Flashcards · Data & Analytics
PDE Flashcards
Free flashcards for PDE: flip each card to reveal the definition. Built from the glossary as a study aid, these are concept checks, not real exam questions.
1 / 26
Click the card (or press Space) to flip · use Prev/Next to move
All 26 terms
- BigQuery
- Serverless, columnar data warehouse for SQL analytics over large datasets.
- BigQuery slot
- A unit of compute capacity; queries use slots, billed on-demand or via reservations.
- Partitioning
- Splitting a BigQuery table by date or range so queries scan fewer rows.
- Clustering
- Sorting data within partitions by chosen columns to cut bytes scanned.
- Materialised view
- A precomputed, auto-refreshed query result that speeds up frequent queries.
- Bigtable
- Wide-column NoSQL store for high-throughput, low-latency key-based access.
- Row key
- Bigtable's primary access path; its design decides read/write performance.

→ **Problem 1**
Translate this sentence from the PDE flashcards into Spanish: "Free flashcards for PDE: flip each card to reveal the definition."
→ **Problem 2**
Rewrite the PDE flashcards from "Flashcards · Data" to "or via reservations.", putting "column-based" in place of "columnar".

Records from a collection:

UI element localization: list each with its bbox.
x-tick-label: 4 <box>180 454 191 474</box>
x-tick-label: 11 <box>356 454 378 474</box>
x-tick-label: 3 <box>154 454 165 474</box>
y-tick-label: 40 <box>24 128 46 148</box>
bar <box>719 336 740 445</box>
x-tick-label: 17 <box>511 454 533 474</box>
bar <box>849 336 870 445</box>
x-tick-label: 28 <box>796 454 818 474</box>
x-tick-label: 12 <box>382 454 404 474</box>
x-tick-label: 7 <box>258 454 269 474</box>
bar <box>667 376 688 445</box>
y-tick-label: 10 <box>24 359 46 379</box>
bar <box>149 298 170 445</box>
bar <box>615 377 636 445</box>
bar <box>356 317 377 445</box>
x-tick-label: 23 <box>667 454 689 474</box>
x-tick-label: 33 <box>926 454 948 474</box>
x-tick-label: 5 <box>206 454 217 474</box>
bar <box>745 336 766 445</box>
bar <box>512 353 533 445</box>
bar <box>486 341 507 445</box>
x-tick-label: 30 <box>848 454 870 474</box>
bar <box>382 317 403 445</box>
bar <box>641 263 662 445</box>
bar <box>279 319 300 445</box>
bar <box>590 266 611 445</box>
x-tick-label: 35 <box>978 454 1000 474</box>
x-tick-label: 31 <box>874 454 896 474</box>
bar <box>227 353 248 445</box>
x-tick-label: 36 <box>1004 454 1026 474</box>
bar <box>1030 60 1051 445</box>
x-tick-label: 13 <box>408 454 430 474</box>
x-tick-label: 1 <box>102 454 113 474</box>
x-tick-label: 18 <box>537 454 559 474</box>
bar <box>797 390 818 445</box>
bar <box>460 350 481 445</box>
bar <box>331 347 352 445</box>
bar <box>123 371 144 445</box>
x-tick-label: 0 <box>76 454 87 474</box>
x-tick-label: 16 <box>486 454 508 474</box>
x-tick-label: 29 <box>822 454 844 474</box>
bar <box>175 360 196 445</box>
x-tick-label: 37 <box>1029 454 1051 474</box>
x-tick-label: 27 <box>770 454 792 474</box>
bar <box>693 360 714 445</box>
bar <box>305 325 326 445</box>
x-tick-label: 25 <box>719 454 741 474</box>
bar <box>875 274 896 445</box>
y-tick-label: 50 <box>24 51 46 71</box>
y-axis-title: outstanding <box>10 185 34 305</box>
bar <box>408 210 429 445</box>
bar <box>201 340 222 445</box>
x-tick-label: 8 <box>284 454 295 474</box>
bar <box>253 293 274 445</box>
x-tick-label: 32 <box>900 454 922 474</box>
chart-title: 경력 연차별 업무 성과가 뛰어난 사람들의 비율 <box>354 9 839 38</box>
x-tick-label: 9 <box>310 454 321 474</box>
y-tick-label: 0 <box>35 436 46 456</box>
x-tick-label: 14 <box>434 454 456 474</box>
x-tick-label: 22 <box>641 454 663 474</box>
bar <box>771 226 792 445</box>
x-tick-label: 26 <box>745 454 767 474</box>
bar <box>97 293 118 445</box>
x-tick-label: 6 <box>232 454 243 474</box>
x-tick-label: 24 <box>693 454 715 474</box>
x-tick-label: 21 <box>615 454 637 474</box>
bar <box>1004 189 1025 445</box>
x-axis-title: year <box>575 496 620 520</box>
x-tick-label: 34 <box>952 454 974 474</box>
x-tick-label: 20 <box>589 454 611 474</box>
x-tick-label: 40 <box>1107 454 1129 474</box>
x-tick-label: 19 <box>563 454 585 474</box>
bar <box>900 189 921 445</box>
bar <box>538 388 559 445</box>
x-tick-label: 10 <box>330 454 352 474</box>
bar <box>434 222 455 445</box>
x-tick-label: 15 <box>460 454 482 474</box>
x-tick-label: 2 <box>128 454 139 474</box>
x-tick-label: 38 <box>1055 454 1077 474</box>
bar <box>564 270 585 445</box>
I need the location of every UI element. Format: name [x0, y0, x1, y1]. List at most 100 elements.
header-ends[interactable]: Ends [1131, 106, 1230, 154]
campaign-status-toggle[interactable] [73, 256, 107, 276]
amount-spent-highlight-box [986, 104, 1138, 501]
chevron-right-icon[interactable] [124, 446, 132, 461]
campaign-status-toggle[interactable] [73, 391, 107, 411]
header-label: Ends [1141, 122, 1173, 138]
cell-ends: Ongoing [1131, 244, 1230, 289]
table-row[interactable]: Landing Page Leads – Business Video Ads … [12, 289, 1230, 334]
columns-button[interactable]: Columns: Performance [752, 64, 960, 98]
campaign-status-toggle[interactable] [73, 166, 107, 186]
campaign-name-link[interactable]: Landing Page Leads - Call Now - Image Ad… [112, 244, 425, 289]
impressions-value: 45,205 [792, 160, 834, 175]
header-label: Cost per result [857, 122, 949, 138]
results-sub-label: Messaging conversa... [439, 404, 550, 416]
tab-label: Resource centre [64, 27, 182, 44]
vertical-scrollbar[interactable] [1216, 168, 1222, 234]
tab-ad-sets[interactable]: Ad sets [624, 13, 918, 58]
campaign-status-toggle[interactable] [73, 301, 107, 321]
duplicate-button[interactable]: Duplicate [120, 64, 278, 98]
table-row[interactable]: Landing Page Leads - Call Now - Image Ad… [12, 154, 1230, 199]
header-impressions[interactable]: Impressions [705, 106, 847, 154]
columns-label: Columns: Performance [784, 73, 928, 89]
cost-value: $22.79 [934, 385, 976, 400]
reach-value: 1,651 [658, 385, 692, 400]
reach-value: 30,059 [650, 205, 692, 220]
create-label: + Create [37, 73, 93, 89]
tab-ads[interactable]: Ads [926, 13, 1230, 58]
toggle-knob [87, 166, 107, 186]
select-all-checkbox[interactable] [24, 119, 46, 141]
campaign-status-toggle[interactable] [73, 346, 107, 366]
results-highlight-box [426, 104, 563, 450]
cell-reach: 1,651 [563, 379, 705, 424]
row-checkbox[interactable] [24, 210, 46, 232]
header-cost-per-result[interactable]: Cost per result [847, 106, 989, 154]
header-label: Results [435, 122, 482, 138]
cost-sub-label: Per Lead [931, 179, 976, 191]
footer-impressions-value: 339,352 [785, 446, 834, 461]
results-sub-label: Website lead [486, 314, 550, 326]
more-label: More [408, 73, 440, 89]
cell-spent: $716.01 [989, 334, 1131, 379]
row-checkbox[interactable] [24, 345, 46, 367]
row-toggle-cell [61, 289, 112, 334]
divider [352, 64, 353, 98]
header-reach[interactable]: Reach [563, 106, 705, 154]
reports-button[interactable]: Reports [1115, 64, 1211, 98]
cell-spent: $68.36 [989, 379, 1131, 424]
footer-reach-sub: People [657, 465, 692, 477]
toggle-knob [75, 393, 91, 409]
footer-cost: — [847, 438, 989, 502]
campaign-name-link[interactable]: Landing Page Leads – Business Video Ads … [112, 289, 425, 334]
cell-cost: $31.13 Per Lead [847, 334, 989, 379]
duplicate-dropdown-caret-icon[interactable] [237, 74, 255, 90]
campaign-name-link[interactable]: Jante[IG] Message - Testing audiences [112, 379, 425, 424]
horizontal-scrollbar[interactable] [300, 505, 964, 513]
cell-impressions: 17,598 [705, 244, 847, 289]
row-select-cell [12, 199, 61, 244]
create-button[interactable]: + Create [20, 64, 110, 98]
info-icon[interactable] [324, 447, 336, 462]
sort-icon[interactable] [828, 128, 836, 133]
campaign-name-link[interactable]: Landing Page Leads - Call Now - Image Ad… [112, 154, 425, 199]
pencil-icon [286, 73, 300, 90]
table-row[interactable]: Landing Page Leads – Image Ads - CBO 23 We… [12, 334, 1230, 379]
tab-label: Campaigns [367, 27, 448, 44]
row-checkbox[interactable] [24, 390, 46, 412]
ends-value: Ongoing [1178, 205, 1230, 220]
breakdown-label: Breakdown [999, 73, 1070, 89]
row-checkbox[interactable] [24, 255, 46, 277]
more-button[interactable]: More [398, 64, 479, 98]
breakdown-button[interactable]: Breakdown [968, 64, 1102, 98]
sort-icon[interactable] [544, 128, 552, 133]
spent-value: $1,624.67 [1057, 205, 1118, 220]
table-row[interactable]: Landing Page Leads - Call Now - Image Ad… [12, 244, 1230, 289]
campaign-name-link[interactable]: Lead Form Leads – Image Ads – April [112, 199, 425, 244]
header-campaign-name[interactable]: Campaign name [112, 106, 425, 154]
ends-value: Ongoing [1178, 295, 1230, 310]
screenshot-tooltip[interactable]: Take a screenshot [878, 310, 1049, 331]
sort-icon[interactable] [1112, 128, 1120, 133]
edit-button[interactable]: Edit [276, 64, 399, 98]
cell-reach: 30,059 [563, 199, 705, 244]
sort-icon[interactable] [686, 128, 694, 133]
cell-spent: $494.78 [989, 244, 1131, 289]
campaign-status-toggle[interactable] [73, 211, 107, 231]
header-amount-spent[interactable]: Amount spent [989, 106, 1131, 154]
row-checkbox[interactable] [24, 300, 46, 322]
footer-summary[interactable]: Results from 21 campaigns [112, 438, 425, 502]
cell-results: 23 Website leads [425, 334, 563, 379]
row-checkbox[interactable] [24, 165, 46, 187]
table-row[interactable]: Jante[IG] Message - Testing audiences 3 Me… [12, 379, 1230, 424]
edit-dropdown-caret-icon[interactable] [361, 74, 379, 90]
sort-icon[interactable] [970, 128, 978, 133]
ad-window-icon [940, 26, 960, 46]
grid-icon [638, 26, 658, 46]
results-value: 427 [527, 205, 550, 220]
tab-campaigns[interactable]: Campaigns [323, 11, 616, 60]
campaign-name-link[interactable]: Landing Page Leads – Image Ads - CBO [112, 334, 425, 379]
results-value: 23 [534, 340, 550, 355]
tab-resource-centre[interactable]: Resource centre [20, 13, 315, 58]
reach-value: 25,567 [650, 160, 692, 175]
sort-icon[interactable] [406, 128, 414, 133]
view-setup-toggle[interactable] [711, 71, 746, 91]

→ **Solution 1**
Tarjetas de estudio gratuitas para PDE: voltea cada tarjeta para ver la definición.

→ **Solution 2**
Flashcards · Data & Analytics
PDE Flashcards
Free flashcards for PDE: flip each card to reveal the definition. Built from the glossary as a study aid, these are concept checks, not real exam questions.
1 / 26
Click the card (or press Space) to flip · use Prev/Next to move
All 26 terms
- BigQuery
- Serverless, column-based data warehouse for SQL analytics over large datasets.
- BigQuery slot
- A unit of compute capacity; queries use slots, billed on-demand or via reservations.